EXERCISE DIRECTIONS:
Lines holding the string "Extract" are the ones to copy; find them all in the data.

Rows from a dataset:
-- Begin --

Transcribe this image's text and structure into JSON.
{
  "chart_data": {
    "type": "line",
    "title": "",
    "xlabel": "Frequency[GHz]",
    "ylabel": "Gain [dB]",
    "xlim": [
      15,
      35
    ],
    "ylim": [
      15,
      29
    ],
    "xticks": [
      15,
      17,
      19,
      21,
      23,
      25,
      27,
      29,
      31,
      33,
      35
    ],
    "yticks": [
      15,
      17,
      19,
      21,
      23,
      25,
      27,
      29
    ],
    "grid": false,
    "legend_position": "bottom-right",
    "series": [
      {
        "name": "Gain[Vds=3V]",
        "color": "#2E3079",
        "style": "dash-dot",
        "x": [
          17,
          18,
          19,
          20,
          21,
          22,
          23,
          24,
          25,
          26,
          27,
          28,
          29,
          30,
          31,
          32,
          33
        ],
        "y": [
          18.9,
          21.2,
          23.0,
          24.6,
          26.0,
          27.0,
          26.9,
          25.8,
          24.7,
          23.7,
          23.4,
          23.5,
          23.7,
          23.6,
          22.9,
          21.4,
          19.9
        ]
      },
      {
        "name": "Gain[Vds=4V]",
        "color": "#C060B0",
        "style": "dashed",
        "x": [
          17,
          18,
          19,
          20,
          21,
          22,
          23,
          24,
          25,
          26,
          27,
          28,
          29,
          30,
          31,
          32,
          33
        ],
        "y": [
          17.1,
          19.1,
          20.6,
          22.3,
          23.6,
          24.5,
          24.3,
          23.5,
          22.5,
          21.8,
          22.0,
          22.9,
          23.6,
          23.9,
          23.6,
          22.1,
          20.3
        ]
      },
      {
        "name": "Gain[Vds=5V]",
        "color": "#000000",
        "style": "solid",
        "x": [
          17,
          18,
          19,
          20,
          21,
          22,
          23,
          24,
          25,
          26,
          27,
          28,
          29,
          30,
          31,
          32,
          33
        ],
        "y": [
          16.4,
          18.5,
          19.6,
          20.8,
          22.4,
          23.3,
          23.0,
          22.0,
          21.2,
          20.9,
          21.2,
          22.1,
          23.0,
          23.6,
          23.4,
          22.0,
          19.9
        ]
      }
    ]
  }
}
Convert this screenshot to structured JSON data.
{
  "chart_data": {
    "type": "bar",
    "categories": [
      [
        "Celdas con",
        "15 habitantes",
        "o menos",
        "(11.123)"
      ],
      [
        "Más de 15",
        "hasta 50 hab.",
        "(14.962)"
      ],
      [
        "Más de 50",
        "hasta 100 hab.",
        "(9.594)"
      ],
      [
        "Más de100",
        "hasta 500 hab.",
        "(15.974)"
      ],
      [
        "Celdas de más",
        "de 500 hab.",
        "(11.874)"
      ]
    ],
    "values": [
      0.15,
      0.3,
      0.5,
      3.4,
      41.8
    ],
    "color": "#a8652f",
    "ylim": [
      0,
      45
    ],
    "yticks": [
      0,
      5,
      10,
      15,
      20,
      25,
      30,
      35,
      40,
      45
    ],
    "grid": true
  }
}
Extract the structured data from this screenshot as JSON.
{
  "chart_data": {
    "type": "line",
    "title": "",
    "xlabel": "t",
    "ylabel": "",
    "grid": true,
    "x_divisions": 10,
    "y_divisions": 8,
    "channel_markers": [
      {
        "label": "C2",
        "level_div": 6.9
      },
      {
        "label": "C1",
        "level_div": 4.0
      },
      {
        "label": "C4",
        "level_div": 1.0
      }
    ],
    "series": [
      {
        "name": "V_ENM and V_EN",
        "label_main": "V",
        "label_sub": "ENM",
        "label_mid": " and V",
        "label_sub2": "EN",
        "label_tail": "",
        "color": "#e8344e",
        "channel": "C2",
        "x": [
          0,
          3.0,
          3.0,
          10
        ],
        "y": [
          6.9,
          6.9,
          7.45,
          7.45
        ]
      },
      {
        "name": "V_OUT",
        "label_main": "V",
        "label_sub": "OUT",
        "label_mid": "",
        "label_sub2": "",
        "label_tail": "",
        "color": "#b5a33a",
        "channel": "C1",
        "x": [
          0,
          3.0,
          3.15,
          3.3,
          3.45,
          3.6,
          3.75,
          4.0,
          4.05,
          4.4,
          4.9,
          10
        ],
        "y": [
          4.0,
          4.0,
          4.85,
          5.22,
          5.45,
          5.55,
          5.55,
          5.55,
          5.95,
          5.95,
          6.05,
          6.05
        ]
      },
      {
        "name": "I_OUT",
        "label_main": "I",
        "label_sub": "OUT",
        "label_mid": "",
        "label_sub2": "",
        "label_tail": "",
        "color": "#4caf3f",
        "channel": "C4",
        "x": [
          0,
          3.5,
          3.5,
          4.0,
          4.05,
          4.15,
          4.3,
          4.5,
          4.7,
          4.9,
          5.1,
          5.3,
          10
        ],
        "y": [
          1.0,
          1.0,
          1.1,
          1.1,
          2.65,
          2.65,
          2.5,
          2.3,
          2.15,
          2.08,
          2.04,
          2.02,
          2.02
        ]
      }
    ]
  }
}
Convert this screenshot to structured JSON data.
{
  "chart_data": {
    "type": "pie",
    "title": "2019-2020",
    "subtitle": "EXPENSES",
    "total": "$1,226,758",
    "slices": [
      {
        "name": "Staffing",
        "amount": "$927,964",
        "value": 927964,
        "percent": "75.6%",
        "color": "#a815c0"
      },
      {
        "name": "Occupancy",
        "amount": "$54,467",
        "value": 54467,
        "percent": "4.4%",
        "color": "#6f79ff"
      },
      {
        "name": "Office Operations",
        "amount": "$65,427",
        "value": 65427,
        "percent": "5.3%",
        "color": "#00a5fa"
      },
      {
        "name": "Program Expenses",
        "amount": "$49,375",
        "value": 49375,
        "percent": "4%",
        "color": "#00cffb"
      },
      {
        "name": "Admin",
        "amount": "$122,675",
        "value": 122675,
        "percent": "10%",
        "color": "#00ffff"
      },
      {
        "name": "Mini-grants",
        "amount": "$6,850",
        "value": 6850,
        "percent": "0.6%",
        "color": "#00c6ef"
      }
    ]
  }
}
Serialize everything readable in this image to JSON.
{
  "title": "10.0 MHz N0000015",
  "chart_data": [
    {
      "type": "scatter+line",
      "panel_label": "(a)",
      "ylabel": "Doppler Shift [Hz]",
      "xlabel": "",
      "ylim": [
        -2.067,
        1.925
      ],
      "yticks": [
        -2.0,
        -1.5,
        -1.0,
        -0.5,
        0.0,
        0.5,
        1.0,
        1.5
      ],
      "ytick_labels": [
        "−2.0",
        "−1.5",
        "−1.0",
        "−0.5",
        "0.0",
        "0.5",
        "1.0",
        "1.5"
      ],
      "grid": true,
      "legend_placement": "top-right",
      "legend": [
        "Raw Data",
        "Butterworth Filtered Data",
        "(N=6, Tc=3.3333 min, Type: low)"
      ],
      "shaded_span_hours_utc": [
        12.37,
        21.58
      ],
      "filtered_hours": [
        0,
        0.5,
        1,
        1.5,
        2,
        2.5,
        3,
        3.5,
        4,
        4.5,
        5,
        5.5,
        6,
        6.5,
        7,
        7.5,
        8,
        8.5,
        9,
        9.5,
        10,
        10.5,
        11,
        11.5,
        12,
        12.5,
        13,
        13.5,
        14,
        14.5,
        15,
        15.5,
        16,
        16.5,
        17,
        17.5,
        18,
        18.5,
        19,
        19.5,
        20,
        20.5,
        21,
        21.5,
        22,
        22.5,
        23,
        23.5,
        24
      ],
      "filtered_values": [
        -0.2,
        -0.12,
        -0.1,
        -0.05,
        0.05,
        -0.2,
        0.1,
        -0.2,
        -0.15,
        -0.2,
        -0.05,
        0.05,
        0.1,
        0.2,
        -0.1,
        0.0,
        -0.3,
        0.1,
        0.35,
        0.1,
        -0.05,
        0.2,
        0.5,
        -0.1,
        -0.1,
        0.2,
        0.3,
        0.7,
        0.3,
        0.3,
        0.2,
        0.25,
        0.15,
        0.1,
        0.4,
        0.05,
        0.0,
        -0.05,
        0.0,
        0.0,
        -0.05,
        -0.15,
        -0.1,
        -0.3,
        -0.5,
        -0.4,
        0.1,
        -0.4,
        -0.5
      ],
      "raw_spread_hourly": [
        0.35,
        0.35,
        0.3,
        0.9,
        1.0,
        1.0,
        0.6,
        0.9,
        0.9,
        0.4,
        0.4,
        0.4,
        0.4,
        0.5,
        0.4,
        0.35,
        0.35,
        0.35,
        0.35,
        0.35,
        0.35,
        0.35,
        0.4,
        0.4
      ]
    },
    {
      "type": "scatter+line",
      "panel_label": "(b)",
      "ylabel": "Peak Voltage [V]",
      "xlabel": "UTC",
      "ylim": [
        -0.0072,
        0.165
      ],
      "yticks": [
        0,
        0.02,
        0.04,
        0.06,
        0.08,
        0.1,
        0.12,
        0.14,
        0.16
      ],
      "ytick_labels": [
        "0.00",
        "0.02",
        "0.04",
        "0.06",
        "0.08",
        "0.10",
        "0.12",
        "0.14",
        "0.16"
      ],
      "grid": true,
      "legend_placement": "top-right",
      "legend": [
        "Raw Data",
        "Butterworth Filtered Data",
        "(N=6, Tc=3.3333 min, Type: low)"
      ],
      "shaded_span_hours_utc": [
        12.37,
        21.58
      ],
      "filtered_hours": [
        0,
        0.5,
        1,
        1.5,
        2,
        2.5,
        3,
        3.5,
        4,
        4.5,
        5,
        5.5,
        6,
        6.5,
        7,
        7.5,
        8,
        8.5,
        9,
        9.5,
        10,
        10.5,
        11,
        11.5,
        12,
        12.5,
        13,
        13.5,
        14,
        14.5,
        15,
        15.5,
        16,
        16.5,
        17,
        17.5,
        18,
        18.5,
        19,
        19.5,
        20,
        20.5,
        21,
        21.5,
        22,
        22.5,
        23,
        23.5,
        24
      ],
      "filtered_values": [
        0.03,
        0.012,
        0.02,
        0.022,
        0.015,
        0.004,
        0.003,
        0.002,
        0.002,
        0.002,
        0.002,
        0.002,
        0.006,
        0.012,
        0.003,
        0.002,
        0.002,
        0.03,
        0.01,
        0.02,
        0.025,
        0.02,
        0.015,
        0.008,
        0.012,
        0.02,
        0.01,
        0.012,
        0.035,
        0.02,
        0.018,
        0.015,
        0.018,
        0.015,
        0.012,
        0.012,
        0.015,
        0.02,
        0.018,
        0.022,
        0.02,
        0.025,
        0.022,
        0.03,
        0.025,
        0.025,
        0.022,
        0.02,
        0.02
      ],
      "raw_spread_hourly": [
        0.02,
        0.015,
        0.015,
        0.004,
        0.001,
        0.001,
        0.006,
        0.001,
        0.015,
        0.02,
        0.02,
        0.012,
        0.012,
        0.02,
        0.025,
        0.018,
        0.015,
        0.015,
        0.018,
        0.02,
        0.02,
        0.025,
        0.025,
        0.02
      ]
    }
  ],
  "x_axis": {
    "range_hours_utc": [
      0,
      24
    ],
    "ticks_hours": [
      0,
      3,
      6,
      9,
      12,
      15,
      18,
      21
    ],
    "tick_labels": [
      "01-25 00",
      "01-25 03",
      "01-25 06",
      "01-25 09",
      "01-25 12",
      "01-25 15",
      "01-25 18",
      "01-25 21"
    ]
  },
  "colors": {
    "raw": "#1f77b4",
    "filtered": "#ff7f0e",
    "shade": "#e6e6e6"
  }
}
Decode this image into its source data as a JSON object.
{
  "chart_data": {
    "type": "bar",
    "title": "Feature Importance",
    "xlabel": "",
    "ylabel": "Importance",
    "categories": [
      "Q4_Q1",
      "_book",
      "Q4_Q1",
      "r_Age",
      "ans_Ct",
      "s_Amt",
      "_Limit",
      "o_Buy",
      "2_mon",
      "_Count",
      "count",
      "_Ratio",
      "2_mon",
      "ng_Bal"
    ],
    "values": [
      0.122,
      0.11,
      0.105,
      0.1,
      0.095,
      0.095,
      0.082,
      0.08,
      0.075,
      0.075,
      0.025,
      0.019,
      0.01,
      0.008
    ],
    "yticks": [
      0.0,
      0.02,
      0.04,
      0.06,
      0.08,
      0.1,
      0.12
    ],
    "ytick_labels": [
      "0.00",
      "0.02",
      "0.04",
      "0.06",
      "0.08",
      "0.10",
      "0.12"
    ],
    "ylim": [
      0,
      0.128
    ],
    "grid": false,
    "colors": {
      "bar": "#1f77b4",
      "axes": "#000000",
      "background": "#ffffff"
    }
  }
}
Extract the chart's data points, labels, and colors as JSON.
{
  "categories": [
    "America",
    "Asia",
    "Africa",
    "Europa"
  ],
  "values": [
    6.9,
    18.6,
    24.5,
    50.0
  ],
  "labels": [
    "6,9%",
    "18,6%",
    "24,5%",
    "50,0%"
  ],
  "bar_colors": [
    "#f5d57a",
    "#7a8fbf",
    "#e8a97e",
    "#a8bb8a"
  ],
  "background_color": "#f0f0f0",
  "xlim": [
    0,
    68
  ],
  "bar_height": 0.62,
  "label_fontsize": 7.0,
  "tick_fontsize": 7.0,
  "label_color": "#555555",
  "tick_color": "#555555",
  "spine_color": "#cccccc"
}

-- End --

THE REPLY:
Extract the structured data from this screenshot as JSON.
Extract the chart's data points, labels, and colors as JSON.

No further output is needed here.